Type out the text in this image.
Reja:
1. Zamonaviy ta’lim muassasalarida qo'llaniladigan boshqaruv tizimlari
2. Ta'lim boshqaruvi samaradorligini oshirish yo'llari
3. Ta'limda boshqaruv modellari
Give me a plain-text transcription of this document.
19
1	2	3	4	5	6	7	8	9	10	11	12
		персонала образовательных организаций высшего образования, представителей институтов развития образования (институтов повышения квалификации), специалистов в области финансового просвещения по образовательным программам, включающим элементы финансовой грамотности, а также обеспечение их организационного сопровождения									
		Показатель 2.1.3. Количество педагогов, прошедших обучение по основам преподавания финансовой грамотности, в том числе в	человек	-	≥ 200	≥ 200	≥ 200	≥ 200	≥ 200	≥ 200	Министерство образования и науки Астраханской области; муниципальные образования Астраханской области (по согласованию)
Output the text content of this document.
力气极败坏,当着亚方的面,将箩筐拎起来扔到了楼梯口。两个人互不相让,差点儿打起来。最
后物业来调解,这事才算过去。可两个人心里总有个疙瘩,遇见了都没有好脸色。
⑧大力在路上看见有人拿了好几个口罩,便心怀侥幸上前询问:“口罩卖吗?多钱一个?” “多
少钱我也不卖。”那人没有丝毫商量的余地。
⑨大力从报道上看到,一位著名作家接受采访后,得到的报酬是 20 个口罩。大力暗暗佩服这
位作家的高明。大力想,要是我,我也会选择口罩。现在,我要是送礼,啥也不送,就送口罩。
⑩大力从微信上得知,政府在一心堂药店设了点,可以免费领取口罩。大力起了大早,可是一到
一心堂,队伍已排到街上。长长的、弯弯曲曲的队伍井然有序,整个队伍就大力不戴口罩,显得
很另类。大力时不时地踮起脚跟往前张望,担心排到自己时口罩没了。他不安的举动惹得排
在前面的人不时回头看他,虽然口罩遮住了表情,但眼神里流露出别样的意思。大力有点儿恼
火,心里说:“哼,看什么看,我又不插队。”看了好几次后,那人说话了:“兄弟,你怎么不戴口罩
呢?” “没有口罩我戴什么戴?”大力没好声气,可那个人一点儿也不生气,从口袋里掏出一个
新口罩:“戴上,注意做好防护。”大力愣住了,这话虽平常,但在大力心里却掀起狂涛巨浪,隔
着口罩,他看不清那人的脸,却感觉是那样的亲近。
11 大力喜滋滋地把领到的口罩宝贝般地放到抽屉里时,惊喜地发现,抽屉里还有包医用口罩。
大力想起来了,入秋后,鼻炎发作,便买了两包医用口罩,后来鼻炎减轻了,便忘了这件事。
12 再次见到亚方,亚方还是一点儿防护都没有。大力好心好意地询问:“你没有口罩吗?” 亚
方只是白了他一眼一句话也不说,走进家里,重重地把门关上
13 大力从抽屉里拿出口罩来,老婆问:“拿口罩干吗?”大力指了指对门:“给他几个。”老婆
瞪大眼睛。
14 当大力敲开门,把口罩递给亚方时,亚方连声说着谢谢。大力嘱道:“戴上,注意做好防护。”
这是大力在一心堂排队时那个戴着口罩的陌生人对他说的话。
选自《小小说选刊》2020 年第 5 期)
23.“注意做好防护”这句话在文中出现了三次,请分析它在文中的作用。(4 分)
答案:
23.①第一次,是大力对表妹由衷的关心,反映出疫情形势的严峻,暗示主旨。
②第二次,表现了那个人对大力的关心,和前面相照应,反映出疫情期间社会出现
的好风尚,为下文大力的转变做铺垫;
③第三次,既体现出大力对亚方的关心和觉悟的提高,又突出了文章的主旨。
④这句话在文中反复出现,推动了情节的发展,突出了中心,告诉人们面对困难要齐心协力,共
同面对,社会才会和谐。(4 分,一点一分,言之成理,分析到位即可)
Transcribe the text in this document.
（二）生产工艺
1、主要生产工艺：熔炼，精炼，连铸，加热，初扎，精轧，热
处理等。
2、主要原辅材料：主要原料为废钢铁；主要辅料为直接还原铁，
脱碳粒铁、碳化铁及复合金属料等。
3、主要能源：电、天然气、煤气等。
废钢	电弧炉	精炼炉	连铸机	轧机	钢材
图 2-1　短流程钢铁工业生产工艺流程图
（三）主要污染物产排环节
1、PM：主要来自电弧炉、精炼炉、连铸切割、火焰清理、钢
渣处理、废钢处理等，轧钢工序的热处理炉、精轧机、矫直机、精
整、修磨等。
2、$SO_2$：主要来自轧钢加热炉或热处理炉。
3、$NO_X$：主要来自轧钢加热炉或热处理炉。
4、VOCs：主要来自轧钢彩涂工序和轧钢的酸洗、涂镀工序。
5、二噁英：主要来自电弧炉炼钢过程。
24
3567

=-=-=-=-=

» **What to produce**: Among the entries, how many lines contain the string "области"? Give the number without anything else.

» **Complete answer**: 2